━━━ WORKING DATA

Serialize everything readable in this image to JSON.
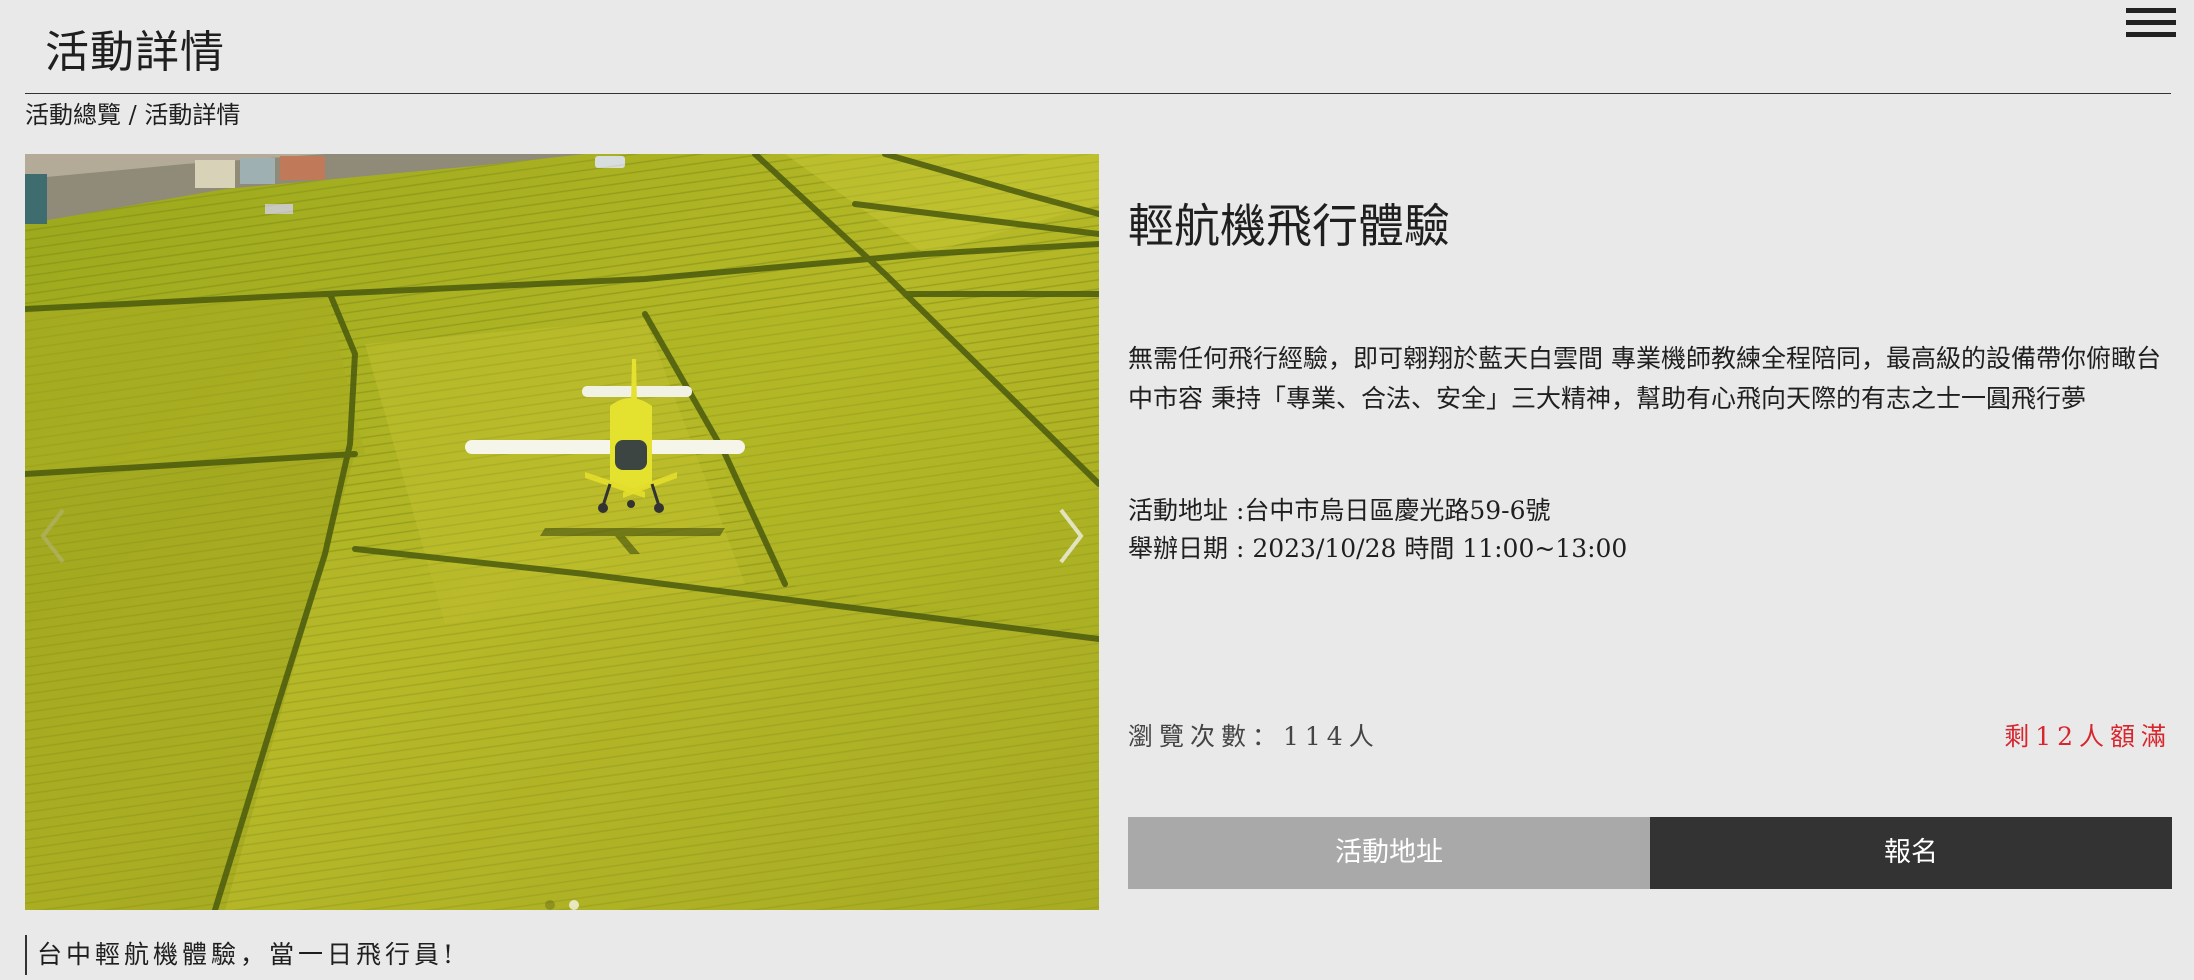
{
  "header": {
    "title": "活動詳情",
    "menu_icon": "hamburger-menu-icon"
  },
  "breadcrumb": {
    "parent": "活動總覽",
    "separator": " / ",
    "current": "活動詳情"
  },
  "carousel": {
    "image": "light aircraft flying over rice paddy fields",
    "slide_count": 2,
    "active_slide": 2
  },
  "event": {
    "title": "輕航機飛行體驗",
    "description": "無需任何飛行經驗，即可翱翔於藍天白雲間 專業機師教練全程陪同，最高級的設備帶你俯瞰台中市容 秉持「專業、合法、安全」三大精神，幫助有心飛向天際的有志之士一圓飛行夢",
    "address_line": "活動地址 :台中市烏日區慶光路59-6號",
    "date_line": "舉辦日期 : 2023/10/28 時間 11:00~13:00",
    "views": "瀏覽次數：114人",
    "remaining": "剩12人額滿"
  },
  "buttons": {
    "address": "活動地址",
    "signup": "報名"
  },
  "subtitle": "台中輕航機體驗，當一日飛行員!",
  "colors": {
    "background": "#e9e9e9",
    "accent_red": "#d7262d",
    "button_gray": "#a9a9a9",
    "button_dark": "#333333"
  }
}
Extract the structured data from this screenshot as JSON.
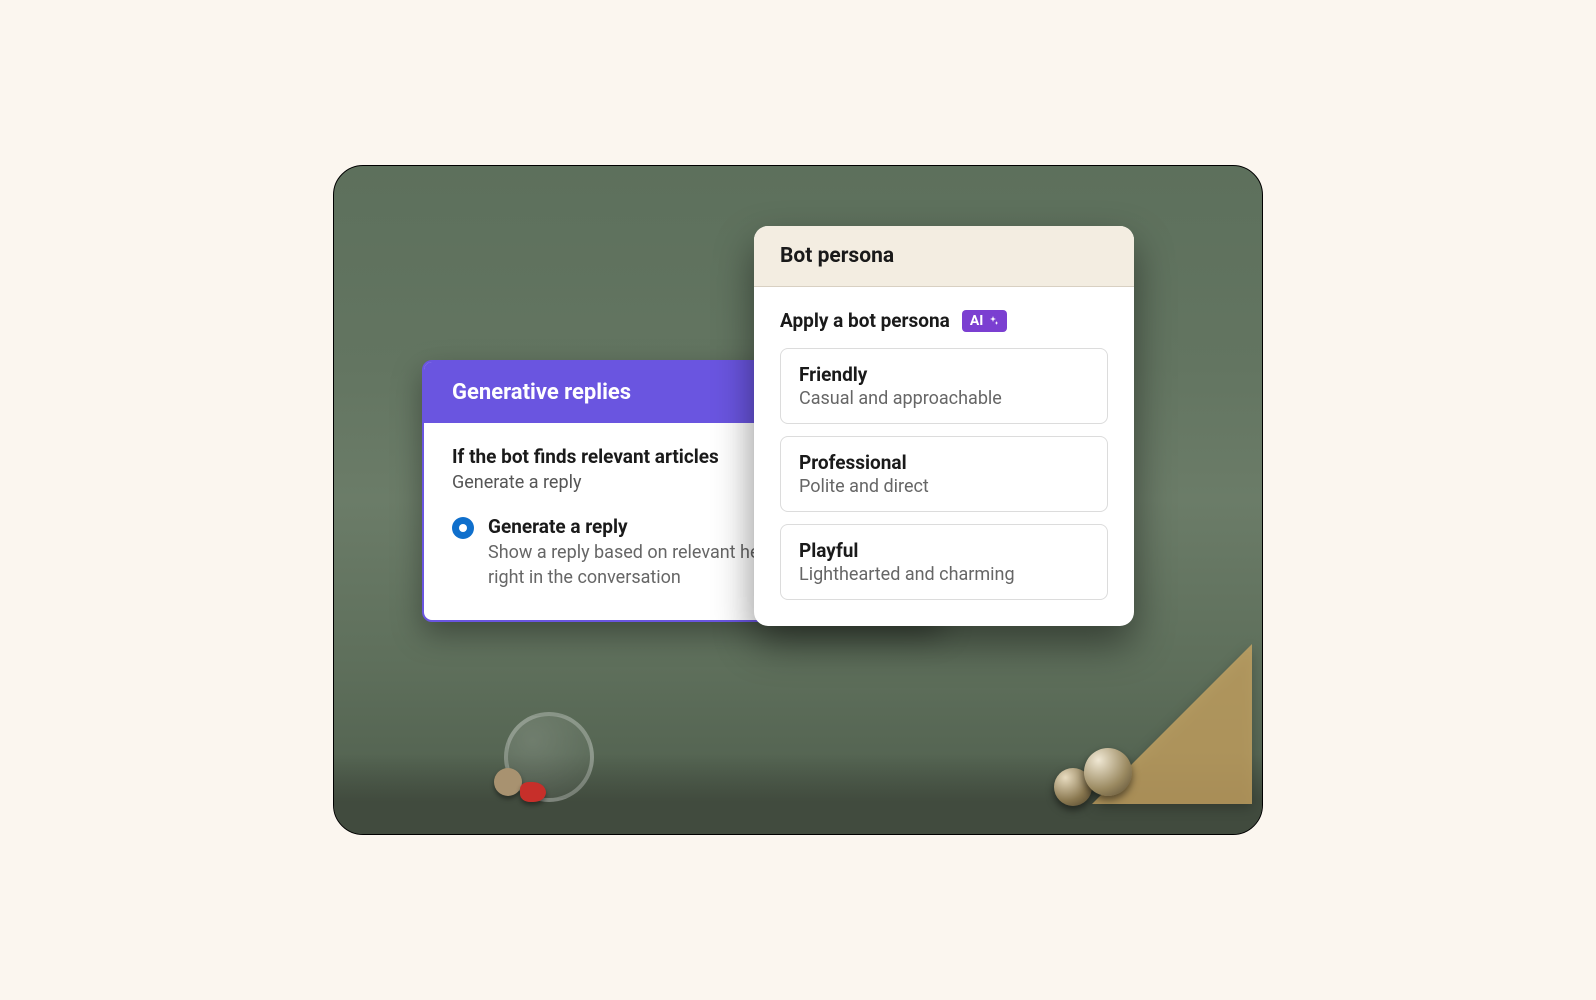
{
  "back_card": {
    "title": "Generative replies",
    "section_title": "If the bot finds relevant articles",
    "section_sub": "Generate a reply",
    "option": {
      "title": "Generate a reply",
      "desc": "Show a reply based on relevant help center content right in the conversation"
    }
  },
  "front_card": {
    "title": "Bot persona",
    "apply_label": "Apply a bot persona",
    "ai_badge": "AI",
    "personas": [
      {
        "title": "Friendly",
        "desc": "Casual and approachable"
      },
      {
        "title": "Professional",
        "desc": "Polite and direct"
      },
      {
        "title": "Playful",
        "desc": "Lighthearted and charming"
      }
    ]
  }
}
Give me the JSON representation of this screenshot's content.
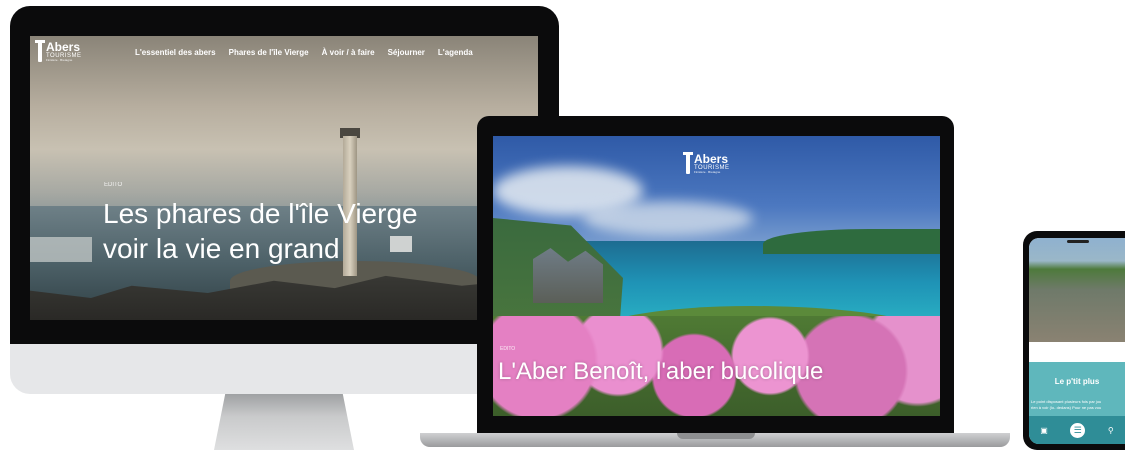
{
  "desktop": {
    "logo": {
      "name": "Abers",
      "sub": "TOURISME",
      "tag": "Finistère · Bretagne"
    },
    "nav": [
      "L'essentiel des abers",
      "Phares de l'île Vierge",
      "À voir / à faire",
      "Séjourner",
      "L'agenda"
    ],
    "edito": "EDITO",
    "headline_line1": "Les phares de l'île Vierge",
    "headline_line2": "voir la vie en grand"
  },
  "laptop": {
    "logo": {
      "name": "Abers",
      "sub": "TOURISME",
      "tag": "Finistère · Bretagne"
    },
    "edito": "EDITO",
    "headline": "L'Aber Benoît, l'aber bucolique"
  },
  "phone": {
    "title": "Le p'tit plus",
    "text_line1": "Le point disposant plusieurs fois par jou",
    "text_line2": "rien à voir (lo- dedans) Pour ne pas vou",
    "icons": [
      "basket-icon",
      "menu-icon",
      "search-icon"
    ]
  },
  "colors": {
    "teal_band": "#5fb7bc",
    "teal_bar": "#2f8d97",
    "bezel": "#0b0b0c",
    "device_silver": "#e6e7e9"
  }
}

━━━━━━

Look through the material above. Copy each line where the word "relevant" appears.

FINAL ANSWER:
    "section_title": "If the bot finds relevant articles",
      "desc": "Show a reply based on relevant help center content right in the conversation"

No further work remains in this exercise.